*PROBLEM DESCRIPTION*
The records that follow are to be repeated without alteration.

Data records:
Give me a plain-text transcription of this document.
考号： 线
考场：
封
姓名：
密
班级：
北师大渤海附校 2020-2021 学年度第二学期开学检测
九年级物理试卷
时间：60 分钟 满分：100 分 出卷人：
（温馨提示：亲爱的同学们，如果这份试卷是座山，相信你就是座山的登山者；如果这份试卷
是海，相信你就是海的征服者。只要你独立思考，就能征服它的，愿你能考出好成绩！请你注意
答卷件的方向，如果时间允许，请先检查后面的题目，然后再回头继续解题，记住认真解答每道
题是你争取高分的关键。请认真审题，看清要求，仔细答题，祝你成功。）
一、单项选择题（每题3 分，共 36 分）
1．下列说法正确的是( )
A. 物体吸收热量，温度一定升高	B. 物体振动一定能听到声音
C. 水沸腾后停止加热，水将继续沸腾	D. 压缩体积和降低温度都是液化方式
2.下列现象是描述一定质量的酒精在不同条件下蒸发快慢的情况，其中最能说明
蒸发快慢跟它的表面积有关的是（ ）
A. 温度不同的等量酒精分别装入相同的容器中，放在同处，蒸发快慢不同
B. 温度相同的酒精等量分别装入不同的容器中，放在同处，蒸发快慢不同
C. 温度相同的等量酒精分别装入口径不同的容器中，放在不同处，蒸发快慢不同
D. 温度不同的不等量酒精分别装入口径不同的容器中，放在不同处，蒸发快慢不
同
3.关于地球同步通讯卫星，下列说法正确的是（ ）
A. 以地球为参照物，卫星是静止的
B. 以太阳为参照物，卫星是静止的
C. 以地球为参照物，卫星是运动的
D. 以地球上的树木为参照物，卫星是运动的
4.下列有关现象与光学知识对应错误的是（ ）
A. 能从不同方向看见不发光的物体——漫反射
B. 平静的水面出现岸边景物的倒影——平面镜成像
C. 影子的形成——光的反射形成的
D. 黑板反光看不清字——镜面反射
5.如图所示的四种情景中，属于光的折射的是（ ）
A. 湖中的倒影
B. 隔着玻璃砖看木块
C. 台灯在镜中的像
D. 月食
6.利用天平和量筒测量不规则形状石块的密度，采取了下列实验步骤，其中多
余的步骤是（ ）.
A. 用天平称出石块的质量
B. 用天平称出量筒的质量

*RESPONSE*
Give me a plain-text transcription of this document.
考号： 线
考场：
封
姓名：
密
班级：
北师大渤海附校 2020-2021 学年度第二学期开学检测
九年级物理试卷
时间：60 分钟 满分：100 分 出卷人：
（温馨提示：亲爱的同学们，如果这份试卷是座山，相信你就是座山的登山者；如果这份试卷
是海，相信你就是海的征服者。只要你独立思考，就能征服它的，愿你能考出好成绩！请你注意
答卷件的方向，如果时间允许，请先检查后面的题目，然后再回头继续解题，记住认真解答每道
题是你争取高分的关键。请认真审题，看清要求，仔细答题，祝你成功。）
一、单项选择题（每题3 分，共 36 分）
1．下列说法正确的是( )
A. 物体吸收热量，温度一定升高	B. 物体振动一定能听到声音
C. 水沸腾后停止加热，水将继续沸腾	D. 压缩体积和降低温度都是液化方式
2.下列现象是描述一定质量的酒精在不同条件下蒸发快慢的情况，其中最能说明
蒸发快慢跟它的表面积有关的是（ ）
A. 温度不同的等量酒精分别装入相同的容器中，放在同处，蒸发快慢不同
B. 温度相同的酒精等量分别装入不同的容器中，放在同处，蒸发快慢不同
C. 温度相同的等量酒精分别装入口径不同的容器中，放在不同处，蒸发快慢不同
D. 温度不同的不等量酒精分别装入口径不同的容器中，放在不同处，蒸发快慢不
同
3.关于地球同步通讯卫星，下列说法正确的是（ ）
A. 以地球为参照物，卫星是静止的
B. 以太阳为参照物，卫星是静止的
C. 以地球为参照物，卫星是运动的
D. 以地球上的树木为参照物，卫星是运动的
4.下列有关现象与光学知识对应错误的是（ ）
A. 能从不同方向看见不发光的物体——漫反射
B. 平静的水面出现岸边景物的倒影——平面镜成像
C. 影子的形成——光的反射形成的
D. 黑板反光看不清字——镜面反射
5.如图所示的四种情景中，属于光的折射的是（ ）
A. 湖中的倒影
B. 隔着玻璃砖看木块
C. 台灯在镜中的像
D. 月食
6.利用天平和量筒测量不规则形状石块的密度，采取了下列实验步骤，其中多
余的步骤是（ ）.
A. 用天平称出石块的质量
B. 用天平称出量筒的质量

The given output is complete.